Please repeat all of the listing exactly.

--------

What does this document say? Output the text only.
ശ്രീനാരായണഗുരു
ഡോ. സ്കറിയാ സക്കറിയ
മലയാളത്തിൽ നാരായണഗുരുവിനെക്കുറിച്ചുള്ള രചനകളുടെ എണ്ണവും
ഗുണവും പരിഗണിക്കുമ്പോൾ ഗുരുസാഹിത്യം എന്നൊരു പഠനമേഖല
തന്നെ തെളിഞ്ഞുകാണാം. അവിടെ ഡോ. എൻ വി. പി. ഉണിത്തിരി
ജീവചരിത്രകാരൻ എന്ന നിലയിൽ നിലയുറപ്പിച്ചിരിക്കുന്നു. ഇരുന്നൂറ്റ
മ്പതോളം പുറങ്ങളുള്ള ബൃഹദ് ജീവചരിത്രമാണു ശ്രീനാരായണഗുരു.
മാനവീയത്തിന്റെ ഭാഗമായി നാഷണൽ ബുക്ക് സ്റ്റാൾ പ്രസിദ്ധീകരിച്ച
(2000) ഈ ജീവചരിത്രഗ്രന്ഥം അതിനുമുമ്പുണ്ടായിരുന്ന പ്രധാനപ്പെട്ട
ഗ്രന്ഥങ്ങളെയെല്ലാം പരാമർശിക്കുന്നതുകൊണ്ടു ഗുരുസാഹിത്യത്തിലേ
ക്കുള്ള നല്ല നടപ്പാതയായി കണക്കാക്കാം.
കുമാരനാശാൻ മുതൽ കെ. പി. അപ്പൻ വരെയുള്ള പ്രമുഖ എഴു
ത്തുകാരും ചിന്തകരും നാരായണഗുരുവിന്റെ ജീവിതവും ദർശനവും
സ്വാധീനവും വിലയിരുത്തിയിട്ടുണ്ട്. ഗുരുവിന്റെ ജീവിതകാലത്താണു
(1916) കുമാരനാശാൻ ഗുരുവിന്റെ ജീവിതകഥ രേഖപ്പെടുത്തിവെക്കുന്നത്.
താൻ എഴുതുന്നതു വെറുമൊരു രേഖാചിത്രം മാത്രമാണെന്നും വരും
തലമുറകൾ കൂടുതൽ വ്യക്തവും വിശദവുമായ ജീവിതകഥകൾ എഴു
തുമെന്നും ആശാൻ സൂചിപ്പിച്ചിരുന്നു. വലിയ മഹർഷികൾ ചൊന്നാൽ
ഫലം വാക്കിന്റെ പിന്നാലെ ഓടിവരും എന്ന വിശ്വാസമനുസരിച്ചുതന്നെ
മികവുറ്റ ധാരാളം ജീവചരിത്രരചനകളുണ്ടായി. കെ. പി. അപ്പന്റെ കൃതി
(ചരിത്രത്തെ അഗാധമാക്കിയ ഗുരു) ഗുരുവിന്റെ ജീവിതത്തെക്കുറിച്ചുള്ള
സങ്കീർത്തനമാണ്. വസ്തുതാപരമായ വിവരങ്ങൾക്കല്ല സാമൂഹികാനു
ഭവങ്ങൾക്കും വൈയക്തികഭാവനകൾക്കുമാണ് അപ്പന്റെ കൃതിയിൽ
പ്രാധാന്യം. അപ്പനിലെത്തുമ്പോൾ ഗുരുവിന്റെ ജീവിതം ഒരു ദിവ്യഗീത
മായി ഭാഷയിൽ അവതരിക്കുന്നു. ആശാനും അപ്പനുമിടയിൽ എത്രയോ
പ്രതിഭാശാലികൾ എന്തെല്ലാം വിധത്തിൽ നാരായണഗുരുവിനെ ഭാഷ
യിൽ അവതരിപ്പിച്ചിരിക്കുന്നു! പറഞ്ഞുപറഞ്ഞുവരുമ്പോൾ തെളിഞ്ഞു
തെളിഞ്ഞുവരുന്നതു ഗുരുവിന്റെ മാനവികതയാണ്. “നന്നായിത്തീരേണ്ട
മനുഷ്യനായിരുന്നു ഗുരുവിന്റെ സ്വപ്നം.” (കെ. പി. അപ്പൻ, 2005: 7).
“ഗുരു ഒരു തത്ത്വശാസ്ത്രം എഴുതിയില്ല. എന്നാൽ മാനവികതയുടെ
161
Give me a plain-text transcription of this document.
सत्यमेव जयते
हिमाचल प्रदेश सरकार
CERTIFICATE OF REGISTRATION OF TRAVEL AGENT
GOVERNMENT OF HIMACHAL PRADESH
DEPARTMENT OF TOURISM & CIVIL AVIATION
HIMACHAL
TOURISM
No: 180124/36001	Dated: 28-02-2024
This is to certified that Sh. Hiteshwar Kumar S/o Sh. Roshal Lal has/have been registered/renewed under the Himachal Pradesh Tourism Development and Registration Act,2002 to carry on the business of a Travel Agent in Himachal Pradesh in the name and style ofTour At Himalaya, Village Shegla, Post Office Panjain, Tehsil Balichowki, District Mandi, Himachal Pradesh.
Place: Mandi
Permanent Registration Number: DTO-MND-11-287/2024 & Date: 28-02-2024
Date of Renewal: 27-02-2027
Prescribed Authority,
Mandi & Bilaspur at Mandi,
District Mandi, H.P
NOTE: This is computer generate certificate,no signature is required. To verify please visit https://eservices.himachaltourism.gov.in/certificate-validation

--------

### Written solution
What does this document say? Output the text only.
ശ്രീനാരായണഗുരു
ഡോ. സ്കറിയാ സക്കറിയ
മലയാളത്തിൽ നാരായണഗുരുവിനെക്കുറിച്ചുള്ള രചനകളുടെ എണ്ണവും
ഗുണവും പരിഗണിക്കുമ്പോൾ ഗുരുസാഹിത്യം എന്നൊരു പഠനമേഖല
തന്നെ തെളിഞ്ഞുകാണാം. അവിടെ ഡോ. എൻ വി. പി. ഉണിത്തിരി
ജീവചരിത്രകാരൻ എന്ന നിലയിൽ നിലയുറപ്പിച്ചിരിക്കുന്നു. ഇരുന്നൂറ്റ
മ്പതോളം പുറങ്ങളുള്ള ബൃഹദ് ജീവചരിത്രമാണു ശ്രീനാരായണഗുരു.
മാനവീയത്തിന്റെ ഭാഗമായി നാഷണൽ ബുക്ക് സ്റ്റാൾ പ്രസിദ്ധീകരിച്ച
(2000) ഈ ജീവചരിത്രഗ്രന്ഥം അതിനുമുമ്പുണ്ടായിരുന്ന പ്രധാനപ്പെട്ട
ഗ്രന്ഥങ്ങളെയെല്ലാം പരാമർശിക്കുന്നതുകൊണ്ടു ഗുരുസാഹിത്യത്തിലേ
ക്കുള്ള നല്ല നടപ്പാതയായി കണക്കാക്കാം.
കുമാരനാശാൻ മുതൽ കെ. പി. അപ്പൻ വരെയുള്ള പ്രമുഖ എഴു
ത്തുകാരും ചിന്തകരും നാരായണഗുരുവിന്റെ ജീവിതവും ദർശനവും
സ്വാധീനവും വിലയിരുത്തിയിട്ടുണ്ട്. ഗുരുവിന്റെ ജീവിതകാലത്താണു
(1916) കുമാരനാശാൻ ഗുരുവിന്റെ ജീവിതകഥ രേഖപ്പെടുത്തിവെക്കുന്നത്.
താൻ എഴുതുന്നതു വെറുമൊരു രേഖാചിത്രം മാത്രമാണെന്നും വരും
തലമുറകൾ കൂടുതൽ വ്യക്തവും വിശദവുമായ ജീവിതകഥകൾ എഴു
തുമെന്നും ആശാൻ സൂചിപ്പിച്ചിരുന്നു. വലിയ മഹർഷികൾ ചൊന്നാൽ
ഫലം വാക്കിന്റെ പിന്നാലെ ഓടിവരും എന്ന വിശ്വാസമനുസരിച്ചുതന്നെ
മികവുറ്റ ധാരാളം ജീവചരിത്രരചനകളുണ്ടായി. കെ. പി. അപ്പന്റെ കൃതി
(ചരിത്രത്തെ അഗാധമാക്കിയ ഗുരു) ഗുരുവിന്റെ ജീവിതത്തെക്കുറിച്ചുള്ള
സങ്കീർത്തനമാണ്. വസ്തുതാപരമായ വിവരങ്ങൾക്കല്ല സാമൂഹികാനു
ഭവങ്ങൾക്കും വൈയക്തികഭാവനകൾക്കുമാണ് അപ്പന്റെ കൃതിയിൽ
പ്രാധാന്യം. അപ്പനിലെത്തുമ്പോൾ ഗുരുവിന്റെ ജീവിതം ഒരു ദിവ്യഗീത
മായി ഭാഷയിൽ അവതരിക്കുന്നു. ആശാനും അപ്പനുമിടയിൽ എത്രയോ
പ്രതിഭാശാലികൾ എന്തെല്ലാം വിധത്തിൽ നാരായണഗുരുവിനെ ഭാഷ
യിൽ അവതരിപ്പിച്ചിരിക്കുന്നു! പറഞ്ഞുപറഞ്ഞുവരുമ്പോൾ തെളിഞ്ഞു
തെളിഞ്ഞുവരുന്നതു ഗുരുവിന്റെ മാനവികതയാണ്. “നന്നായിത്തീരേണ്ട
മനുഷ്യനായിരുന്നു ഗുരുവിന്റെ സ്വപ്നം.” (കെ. പി. അപ്പൻ, 2005: 7).
“ഗുരു ഒരു തത്ത്വശാസ്ത്രം എഴുതിയില്ല. എന്നാൽ മാനവികതയുടെ
161
Give me a plain-text transcription of this document.
सत्यमेव जयते
हिमाचल प्रदेश सरकार
CERTIFICATE OF REGISTRATION OF TRAVEL AGENT
GOVERNMENT OF HIMACHAL PRADESH
DEPARTMENT OF TOURISM & CIVIL AVIATION
HIMACHAL
TOURISM
No: 180124/36001	Dated: 28-02-2024
This is to certified that Sh. Hiteshwar Kumar S/o Sh. Roshal Lal has/have been registered/renewed under the Himachal Pradesh Tourism Development and Registration Act,2002 to carry on the business of a Travel Agent in Himachal Pradesh in the name and style ofTour At Himalaya, Village Shegla, Post Office Panjain, Tehsil Balichowki, District Mandi, Himachal Pradesh.
Place: Mandi
Permanent Registration Number: DTO-MND-11-287/2024 & Date: 28-02-2024
Date of Renewal: 27-02-2027
Prescribed Authority,
Mandi & Bilaspur at Mandi,
District Mandi, H.P
NOTE: This is computer generate certificate,no signature is required. To verify please visit https://eservices.himachaltourism.gov.in/certificate-validation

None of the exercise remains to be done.